Extracted data —

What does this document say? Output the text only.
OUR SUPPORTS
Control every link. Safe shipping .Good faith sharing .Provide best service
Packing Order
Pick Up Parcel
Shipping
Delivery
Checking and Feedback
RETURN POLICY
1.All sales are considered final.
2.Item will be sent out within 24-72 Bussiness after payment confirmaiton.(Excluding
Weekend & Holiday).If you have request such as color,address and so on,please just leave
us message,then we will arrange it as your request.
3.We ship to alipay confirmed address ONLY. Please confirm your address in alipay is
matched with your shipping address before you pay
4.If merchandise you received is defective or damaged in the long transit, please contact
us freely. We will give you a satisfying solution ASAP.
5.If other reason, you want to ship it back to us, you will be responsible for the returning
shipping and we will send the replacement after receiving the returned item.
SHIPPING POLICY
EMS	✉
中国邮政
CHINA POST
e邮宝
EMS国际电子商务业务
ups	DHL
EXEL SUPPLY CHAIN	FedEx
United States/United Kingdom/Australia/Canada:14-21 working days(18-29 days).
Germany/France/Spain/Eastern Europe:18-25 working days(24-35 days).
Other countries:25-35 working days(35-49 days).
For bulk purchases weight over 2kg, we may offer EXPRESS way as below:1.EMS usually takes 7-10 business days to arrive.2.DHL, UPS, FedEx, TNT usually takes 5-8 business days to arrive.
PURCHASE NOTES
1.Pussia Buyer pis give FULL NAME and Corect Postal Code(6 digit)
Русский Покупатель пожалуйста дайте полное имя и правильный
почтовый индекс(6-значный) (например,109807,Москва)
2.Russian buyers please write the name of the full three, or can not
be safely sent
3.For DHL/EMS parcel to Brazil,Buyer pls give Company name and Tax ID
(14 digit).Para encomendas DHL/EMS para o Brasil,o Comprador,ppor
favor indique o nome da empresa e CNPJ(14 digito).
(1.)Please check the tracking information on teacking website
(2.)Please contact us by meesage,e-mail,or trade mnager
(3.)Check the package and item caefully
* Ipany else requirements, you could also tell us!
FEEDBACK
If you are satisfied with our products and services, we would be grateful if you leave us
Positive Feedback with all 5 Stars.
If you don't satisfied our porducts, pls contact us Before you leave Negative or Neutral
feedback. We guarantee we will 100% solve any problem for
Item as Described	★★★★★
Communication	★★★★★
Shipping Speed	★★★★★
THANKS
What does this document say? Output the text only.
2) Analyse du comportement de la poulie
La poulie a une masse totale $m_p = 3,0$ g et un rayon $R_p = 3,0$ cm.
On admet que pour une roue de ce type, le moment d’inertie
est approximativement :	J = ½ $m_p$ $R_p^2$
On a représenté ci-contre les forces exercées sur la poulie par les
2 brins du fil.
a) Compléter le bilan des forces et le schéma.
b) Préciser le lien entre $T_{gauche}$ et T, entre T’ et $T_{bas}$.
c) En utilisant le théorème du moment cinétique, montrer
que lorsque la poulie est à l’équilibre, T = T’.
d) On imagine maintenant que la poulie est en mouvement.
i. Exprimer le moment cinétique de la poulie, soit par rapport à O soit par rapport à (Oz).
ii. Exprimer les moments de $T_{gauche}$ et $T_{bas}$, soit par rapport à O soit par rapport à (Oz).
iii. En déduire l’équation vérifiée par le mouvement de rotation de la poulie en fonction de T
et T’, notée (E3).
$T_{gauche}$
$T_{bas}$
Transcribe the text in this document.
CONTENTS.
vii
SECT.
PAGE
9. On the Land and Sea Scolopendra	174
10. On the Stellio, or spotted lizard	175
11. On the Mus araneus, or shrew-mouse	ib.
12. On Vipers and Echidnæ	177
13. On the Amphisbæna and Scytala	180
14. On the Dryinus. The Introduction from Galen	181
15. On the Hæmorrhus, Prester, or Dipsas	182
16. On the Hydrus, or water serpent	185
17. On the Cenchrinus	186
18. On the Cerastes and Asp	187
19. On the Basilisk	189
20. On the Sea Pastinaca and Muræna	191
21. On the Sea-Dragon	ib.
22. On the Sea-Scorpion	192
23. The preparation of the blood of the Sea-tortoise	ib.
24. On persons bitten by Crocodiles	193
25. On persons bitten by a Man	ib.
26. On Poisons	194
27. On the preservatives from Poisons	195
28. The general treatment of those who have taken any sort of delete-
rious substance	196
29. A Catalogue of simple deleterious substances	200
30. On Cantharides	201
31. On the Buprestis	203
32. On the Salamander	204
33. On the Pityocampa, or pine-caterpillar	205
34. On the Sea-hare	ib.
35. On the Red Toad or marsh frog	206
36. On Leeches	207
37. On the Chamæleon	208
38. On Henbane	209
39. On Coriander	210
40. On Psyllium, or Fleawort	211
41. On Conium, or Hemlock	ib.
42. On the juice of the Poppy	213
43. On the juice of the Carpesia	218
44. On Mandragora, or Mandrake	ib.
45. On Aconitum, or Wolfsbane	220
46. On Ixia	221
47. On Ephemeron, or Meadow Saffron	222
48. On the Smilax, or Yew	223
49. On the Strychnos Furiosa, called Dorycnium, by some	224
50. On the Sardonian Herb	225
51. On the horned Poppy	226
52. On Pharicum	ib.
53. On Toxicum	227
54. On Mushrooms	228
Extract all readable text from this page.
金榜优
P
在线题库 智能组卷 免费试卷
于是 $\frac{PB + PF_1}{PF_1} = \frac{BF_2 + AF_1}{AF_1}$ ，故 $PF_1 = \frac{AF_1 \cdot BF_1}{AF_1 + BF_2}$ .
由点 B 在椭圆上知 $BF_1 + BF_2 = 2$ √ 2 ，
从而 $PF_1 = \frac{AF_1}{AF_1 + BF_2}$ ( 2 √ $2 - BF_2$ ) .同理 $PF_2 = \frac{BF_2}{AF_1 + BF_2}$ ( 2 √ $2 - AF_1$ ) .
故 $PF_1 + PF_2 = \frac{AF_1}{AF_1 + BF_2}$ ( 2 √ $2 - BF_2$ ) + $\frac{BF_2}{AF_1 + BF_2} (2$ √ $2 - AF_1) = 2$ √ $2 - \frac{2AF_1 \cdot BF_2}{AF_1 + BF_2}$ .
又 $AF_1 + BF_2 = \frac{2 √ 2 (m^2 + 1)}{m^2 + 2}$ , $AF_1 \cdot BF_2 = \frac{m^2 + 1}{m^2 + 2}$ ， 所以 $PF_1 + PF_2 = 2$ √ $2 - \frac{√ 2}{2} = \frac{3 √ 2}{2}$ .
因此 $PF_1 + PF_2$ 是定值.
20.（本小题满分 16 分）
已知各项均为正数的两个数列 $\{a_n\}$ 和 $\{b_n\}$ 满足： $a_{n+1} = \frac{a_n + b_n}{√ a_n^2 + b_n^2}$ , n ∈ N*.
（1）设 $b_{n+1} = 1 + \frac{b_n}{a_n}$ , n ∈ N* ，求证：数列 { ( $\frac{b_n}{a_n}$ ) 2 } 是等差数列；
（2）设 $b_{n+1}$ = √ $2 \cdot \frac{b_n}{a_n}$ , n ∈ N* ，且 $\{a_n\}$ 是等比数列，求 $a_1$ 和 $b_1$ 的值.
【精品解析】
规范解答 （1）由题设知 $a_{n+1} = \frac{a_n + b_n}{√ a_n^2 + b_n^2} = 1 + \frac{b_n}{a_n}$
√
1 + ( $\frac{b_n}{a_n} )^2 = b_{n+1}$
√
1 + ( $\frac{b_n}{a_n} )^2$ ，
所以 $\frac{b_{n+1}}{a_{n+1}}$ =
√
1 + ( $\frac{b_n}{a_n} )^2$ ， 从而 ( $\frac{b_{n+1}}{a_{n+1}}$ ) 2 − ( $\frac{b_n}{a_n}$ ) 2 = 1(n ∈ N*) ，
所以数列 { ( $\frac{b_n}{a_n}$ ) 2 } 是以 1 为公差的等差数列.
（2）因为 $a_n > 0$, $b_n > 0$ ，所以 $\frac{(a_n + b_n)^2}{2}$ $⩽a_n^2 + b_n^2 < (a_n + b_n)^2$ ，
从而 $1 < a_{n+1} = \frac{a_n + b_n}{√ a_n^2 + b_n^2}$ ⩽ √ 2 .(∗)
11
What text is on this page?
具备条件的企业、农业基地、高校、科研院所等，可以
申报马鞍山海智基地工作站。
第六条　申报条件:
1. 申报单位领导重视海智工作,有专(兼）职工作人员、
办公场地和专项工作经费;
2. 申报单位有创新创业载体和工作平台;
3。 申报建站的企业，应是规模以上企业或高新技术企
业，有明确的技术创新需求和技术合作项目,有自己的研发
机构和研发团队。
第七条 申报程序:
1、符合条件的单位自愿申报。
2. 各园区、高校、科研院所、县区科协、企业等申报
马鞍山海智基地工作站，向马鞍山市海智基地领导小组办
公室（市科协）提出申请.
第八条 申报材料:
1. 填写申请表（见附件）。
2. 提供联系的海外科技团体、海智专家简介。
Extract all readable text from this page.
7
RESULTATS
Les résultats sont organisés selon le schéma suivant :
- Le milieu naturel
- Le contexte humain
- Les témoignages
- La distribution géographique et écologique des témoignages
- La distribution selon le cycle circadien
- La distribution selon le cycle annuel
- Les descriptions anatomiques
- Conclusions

Task prompt — Write the lines out exactly, from the one with "What text is on this page?" down to the last line of the listing, and leave out all others.

Written answer —
What text is on this page?
具备条件的企业、农业基地、高校、科研院所等，可以
申报马鞍山海智基地工作站。
第六条　申报条件:
1. 申报单位领导重视海智工作,有专(兼）职工作人员、
办公场地和专项工作经费;
2. 申报单位有创新创业载体和工作平台;
3。 申报建站的企业，应是规模以上企业或高新技术企
业，有明确的技术创新需求和技术合作项目,有自己的研发
机构和研发团队。
第七条 申报程序:
1、符合条件的单位自愿申报。
2. 各园区、高校、科研院所、县区科协、企业等申报
马鞍山海智基地工作站，向马鞍山市海智基地领导小组办
公室（市科协）提出申请.
第八条 申报材料:
1. 填写申请表（见附件）。
2. 提供联系的海外科技团体、海智专家简介。
Extract all readable text from this page.
7
RESULTATS
Les résultats sont organisés selon le schéma suivant :
- Le milieu naturel
- Le contexte humain
- Les témoignages
- La distribution géographique et écologique des témoignages
- La distribution selon le cycle circadien
- La distribution selon le cycle annuel
- Les descriptions anatomiques
- Conclusions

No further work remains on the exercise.